> **Records for the task**

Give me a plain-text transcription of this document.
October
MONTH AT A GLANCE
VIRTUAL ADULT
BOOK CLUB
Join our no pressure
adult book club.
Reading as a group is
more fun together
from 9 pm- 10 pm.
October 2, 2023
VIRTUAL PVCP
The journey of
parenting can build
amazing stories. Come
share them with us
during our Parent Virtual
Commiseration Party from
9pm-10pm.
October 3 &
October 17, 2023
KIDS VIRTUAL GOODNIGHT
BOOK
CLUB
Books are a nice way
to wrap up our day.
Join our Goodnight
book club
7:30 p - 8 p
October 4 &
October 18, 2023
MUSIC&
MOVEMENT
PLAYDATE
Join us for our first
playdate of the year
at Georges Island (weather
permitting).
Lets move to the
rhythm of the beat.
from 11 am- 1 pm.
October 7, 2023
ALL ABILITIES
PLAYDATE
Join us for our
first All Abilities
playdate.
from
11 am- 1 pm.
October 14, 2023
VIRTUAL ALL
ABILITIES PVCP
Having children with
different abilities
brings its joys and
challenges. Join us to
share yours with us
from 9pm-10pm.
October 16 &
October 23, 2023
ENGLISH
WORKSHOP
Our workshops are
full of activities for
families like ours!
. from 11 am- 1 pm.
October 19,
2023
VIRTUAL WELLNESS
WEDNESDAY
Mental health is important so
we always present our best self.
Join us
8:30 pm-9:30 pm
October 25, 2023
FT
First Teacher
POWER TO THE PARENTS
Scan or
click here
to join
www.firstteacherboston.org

> **Required task**
The records above should be returned exactly.

> **Solved problem**
Give me a plain-text transcription of this document.
October
MONTH AT A GLANCE
VIRTUAL ADULT
BOOK CLUB
Join our no pressure
adult book club.
Reading as a group is
more fun together
from 9 pm- 10 pm.
October 2, 2023
VIRTUAL PVCP
The journey of
parenting can build
amazing stories. Come
share them with us
during our Parent Virtual
Commiseration Party from
9pm-10pm.
October 3 &
October 17, 2023
KIDS VIRTUAL GOODNIGHT
BOOK
CLUB
Books are a nice way
to wrap up our day.
Join our Goodnight
book club
7:30 p - 8 p
October 4 &
October 18, 2023
MUSIC&
MOVEMENT
PLAYDATE
Join us for our first
playdate of the year
at Georges Island (weather
permitting).
Lets move to the
rhythm of the beat.
from 11 am- 1 pm.
October 7, 2023
ALL ABILITIES
PLAYDATE
Join us for our
first All Abilities
playdate.
from
11 am- 1 pm.
October 14, 2023
VIRTUAL ALL
ABILITIES PVCP
Having children with
different abilities
brings its joys and
challenges. Join us to
share yours with us
from 9pm-10pm.
October 16 &
October 23, 2023
ENGLISH
WORKSHOP
Our workshops are
full of activities for
families like ours!
. from 11 am- 1 pm.
October 19,
2023
VIRTUAL WELLNESS
WEDNESDAY
Mental health is important so
we always present our best self.
Join us
8:30 pm-9:30 pm
October 25, 2023
FT
First Teacher
POWER TO THE PARENTS
Scan or
click here
to join
www.firstteacherboston.org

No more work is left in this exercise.